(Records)
◇ ◇ ◇

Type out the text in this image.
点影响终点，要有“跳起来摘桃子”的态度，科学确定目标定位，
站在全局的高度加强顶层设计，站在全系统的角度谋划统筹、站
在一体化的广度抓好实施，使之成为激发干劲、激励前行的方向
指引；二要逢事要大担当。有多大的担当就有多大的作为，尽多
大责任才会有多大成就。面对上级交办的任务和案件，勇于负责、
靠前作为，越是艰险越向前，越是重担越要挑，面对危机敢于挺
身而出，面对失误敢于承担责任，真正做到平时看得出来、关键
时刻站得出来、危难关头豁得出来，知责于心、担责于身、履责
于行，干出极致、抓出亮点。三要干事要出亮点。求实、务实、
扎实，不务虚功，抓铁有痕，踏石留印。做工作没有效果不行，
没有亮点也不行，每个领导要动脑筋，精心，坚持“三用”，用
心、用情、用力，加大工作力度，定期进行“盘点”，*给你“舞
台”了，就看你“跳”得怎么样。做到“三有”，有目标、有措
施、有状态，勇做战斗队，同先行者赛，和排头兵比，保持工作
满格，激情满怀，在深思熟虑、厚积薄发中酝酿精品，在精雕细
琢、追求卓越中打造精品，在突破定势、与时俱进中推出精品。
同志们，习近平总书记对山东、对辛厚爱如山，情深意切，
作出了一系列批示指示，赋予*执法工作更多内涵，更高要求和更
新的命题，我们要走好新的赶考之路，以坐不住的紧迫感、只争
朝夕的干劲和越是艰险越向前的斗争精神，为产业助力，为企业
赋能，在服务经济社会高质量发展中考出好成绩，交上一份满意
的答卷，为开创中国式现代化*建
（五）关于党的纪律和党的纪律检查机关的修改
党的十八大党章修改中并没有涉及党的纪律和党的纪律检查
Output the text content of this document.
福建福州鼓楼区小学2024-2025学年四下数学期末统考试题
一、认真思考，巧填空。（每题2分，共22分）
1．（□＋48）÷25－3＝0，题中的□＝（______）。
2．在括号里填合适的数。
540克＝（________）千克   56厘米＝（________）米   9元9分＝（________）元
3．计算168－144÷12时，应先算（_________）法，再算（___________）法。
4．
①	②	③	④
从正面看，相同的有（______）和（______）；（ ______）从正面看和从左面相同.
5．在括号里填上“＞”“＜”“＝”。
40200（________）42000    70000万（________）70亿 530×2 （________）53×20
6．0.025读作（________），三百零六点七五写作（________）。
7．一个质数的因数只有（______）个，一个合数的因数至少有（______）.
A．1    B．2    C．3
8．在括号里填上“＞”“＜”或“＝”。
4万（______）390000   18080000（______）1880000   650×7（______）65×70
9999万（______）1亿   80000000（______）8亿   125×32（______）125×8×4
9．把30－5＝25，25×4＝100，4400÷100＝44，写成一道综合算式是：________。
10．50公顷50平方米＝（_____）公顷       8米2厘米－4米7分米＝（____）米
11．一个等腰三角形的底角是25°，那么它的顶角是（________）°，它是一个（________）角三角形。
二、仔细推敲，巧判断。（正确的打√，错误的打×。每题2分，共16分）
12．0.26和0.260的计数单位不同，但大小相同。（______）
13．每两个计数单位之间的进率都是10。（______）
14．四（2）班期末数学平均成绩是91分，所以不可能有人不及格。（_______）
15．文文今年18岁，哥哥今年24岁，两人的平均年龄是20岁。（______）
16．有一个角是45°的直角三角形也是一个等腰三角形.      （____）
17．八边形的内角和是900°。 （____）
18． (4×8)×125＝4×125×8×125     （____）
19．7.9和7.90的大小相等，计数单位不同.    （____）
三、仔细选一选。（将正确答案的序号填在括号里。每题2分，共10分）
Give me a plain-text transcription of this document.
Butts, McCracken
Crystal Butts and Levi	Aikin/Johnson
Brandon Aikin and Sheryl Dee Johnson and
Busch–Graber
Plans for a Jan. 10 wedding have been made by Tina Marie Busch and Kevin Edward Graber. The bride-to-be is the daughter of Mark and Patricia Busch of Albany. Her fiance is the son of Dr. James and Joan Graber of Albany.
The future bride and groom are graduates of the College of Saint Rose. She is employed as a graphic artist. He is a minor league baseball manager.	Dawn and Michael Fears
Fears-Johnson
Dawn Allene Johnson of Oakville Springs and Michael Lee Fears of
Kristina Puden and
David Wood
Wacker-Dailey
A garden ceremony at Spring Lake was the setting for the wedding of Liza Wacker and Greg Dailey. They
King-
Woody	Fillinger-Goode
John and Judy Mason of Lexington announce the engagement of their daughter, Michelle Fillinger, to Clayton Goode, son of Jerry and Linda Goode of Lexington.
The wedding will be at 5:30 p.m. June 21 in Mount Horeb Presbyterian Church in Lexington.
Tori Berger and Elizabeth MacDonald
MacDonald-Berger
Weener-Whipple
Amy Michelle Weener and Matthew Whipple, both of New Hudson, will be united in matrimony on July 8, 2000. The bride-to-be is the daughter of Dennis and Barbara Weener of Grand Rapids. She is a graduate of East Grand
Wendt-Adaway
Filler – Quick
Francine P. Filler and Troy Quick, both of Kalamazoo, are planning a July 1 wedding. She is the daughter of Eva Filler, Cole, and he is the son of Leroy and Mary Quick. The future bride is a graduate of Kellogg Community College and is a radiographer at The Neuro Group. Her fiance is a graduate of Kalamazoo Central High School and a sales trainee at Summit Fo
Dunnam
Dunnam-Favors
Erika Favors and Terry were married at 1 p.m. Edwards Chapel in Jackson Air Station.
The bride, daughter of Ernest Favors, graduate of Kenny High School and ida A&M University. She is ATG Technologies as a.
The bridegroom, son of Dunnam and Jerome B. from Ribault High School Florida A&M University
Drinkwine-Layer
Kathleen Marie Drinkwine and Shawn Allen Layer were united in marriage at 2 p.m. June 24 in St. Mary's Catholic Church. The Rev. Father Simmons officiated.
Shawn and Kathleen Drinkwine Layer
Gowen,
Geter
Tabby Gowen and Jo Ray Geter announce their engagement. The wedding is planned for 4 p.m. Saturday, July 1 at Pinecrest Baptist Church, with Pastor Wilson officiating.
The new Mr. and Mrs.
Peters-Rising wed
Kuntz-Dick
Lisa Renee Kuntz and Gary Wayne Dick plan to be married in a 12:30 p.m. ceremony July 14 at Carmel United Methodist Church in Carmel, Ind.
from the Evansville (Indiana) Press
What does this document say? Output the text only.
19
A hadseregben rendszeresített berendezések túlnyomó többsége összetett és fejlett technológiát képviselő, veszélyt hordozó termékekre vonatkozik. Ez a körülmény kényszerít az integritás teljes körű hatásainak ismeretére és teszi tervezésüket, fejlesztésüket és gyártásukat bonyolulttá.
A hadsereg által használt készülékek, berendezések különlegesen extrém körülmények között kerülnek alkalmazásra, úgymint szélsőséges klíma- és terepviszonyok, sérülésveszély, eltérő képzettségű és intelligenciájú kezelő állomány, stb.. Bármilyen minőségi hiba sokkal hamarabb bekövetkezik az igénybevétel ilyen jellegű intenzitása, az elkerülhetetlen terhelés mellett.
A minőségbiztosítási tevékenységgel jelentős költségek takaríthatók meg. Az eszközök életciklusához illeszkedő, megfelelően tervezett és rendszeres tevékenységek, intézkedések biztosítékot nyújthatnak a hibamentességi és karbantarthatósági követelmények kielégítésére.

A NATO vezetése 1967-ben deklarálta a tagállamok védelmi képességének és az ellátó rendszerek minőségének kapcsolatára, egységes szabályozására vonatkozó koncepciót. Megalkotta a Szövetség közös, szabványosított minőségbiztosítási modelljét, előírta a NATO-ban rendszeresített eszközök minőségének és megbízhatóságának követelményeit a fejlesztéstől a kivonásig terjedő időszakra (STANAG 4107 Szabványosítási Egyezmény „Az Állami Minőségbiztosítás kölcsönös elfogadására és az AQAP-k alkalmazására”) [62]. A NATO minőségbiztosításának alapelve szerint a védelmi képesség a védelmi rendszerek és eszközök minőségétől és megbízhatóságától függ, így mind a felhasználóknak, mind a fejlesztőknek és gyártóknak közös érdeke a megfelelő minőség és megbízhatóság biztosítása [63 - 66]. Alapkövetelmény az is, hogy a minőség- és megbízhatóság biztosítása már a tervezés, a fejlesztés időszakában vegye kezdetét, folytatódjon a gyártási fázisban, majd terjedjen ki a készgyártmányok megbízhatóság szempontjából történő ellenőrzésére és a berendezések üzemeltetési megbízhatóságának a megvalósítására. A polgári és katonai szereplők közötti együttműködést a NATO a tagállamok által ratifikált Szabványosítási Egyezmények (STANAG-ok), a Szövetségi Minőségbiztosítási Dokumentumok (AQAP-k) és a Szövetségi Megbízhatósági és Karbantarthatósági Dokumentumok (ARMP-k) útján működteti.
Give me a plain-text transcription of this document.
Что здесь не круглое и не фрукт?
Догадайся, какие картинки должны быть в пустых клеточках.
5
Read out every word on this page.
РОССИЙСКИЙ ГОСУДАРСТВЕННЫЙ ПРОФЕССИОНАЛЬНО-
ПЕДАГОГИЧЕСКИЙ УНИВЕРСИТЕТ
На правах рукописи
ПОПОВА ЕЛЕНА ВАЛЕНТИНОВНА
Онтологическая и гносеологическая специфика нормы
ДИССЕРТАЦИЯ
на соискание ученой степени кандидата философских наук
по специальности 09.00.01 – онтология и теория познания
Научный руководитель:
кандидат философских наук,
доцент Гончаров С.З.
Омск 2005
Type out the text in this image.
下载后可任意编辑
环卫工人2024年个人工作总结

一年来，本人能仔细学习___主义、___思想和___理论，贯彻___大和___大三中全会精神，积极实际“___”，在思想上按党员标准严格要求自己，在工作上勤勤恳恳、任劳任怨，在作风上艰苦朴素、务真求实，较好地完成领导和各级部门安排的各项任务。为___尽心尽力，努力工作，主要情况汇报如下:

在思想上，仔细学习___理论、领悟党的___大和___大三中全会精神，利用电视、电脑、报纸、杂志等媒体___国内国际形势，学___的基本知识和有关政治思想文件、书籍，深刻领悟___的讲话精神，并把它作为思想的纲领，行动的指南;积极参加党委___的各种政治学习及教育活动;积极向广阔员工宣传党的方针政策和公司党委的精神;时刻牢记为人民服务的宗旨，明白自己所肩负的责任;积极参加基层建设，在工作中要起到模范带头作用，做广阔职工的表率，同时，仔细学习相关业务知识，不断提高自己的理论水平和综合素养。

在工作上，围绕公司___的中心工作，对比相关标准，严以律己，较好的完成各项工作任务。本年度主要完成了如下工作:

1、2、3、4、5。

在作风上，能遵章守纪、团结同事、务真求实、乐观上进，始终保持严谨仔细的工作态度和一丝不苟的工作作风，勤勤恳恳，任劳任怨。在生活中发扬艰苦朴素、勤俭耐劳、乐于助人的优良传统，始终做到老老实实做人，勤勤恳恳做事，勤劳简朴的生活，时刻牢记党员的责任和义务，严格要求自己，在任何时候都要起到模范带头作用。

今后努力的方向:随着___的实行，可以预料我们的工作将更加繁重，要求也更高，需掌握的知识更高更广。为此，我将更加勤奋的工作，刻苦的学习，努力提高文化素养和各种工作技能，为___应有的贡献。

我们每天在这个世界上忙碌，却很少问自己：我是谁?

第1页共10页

◇ ◇ ◇

## Requirements
Only a number is wanted: how many lines contain "both"?

## Finished exercise
2